Instruction | The records below must be transcribed exactly. Do not include the pictures.

BEGIN Stored records

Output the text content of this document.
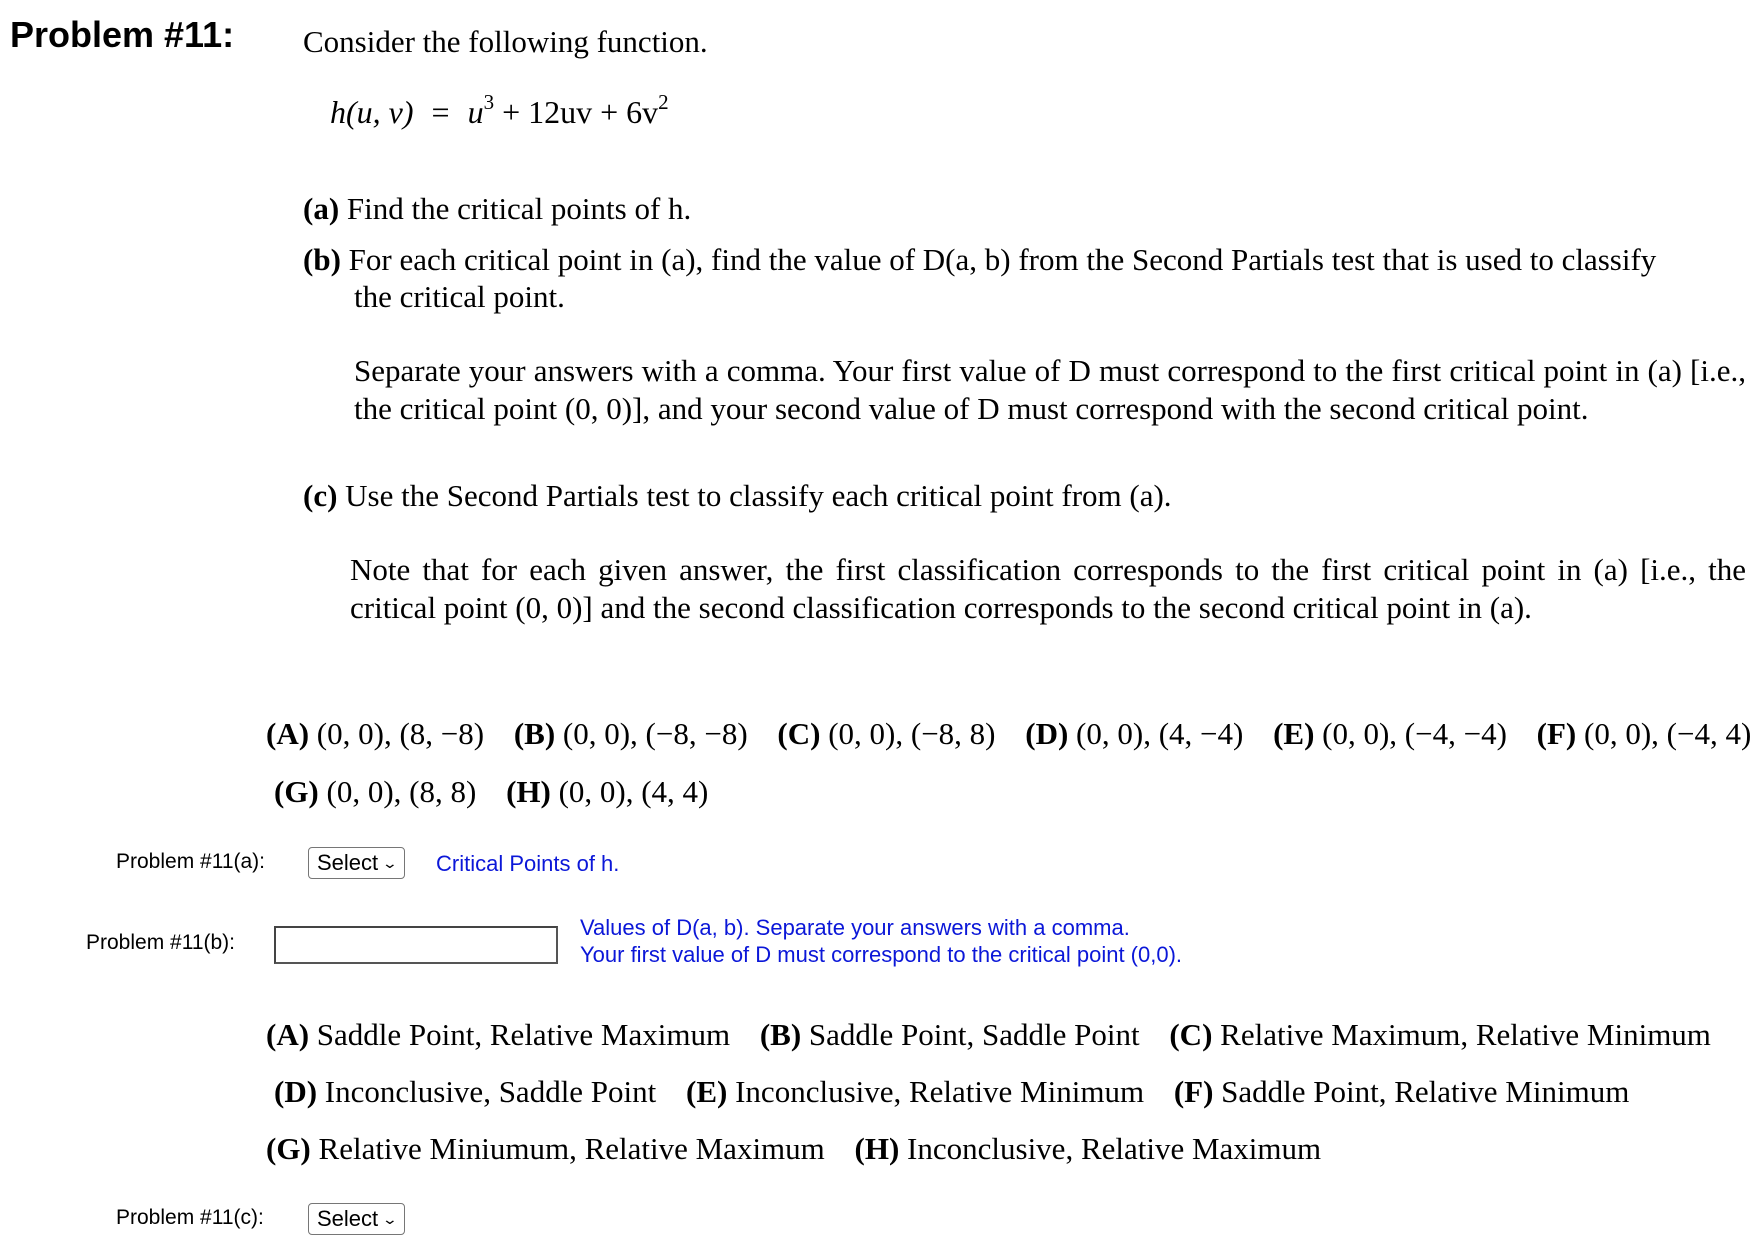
Problem #11: Consider the following function.
h(u, $v) = u^3 + 12uv + 6v^2$
(a) Find the critical points of h.
(b) For each critical point in (a), find the value of D(a, b) from the Second Partials test that is used to classify
the critical point.
Separate your answers with a comma. Your first value of D must correspond to the first critical point in (a) [i.e., the critical point (0, 0)], and your second value of D must correspond with the second critical point.
(c) Use the Second Partials test to classify each critical point from (a).
Note that for each given answer, the first classification corresponds to the first critical point in (a) [i.e., the critical point (0, 0)] and the second classification corresponds to the second critical point in (a).
(A) (0, 0), (8, −8) (B) (0, 0), (−8, −8) (C) (0, 0), (−8, 8) (D) (0, 0), (4, −4) (E) (0, 0), (−4, −4) (F) (0, 0), (−4, 4)
(G) (0, 0), (8, 8) (H) (0, 0), (4, 4)
Problem #11(a): Select ⌄ Critical Points of h.
Problem #11(b):
Values of D(a, b). Separate your answers with a comma.
Your first value of D must correspond to the critical point (0,0).
(A) Saddle Point, Relative Maximum (B) Saddle Point, Saddle Point (C) Relative Maximum, Relative Minimum
(D) Inconclusive, Saddle Point (E) Inconclusive, Relative Minimum (F) Saddle Point, Relative Minimum
(G) Relative Miniumum, Relative Maximum (H) Inconclusive, Relative Maximum
Problem #11(c): Select ⌄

END Stored records

Problem solution |
Output the text content of this document.
Problem #11: Consider the following function.
h(u, $v) = u^3 + 12uv + 6v^2$
(a) Find the critical points of h.
(b) For each critical point in (a), find the value of D(a, b) from the Second Partials test that is used to classify
the critical point.
Separate your answers with a comma. Your first value of D must correspond to the first critical point in (a) [i.e., the critical point (0, 0)], and your second value of D must correspond with the second critical point.
(c) Use the Second Partials test to classify each critical point from (a).
Note that for each given answer, the first classification corresponds to the first critical point in (a) [i.e., the critical point (0, 0)] and the second classification corresponds to the second critical point in (a).
(A) (0, 0), (8, −8) (B) (0, 0), (−8, −8) (C) (0, 0), (−8, 8) (D) (0, 0), (4, −4) (E) (0, 0), (−4, −4) (F) (0, 0), (−4, 4)
(G) (0, 0), (8, 8) (H) (0, 0), (4, 4)
Problem #11(a): Select ⌄ Critical Points of h.
Problem #11(b):
Values of D(a, b). Separate your answers with a comma.
Your first value of D must correspond to the critical point (0,0).
(A) Saddle Point, Relative Maximum (B) Saddle Point, Saddle Point (C) Relative Maximum, Relative Minimum
(D) Inconclusive, Saddle Point (E) Inconclusive, Relative Minimum (F) Saddle Point, Relative Minimum
(G) Relative Miniumum, Relative Maximum (H) Inconclusive, Relative Maximum
Problem #11(c): Select ⌄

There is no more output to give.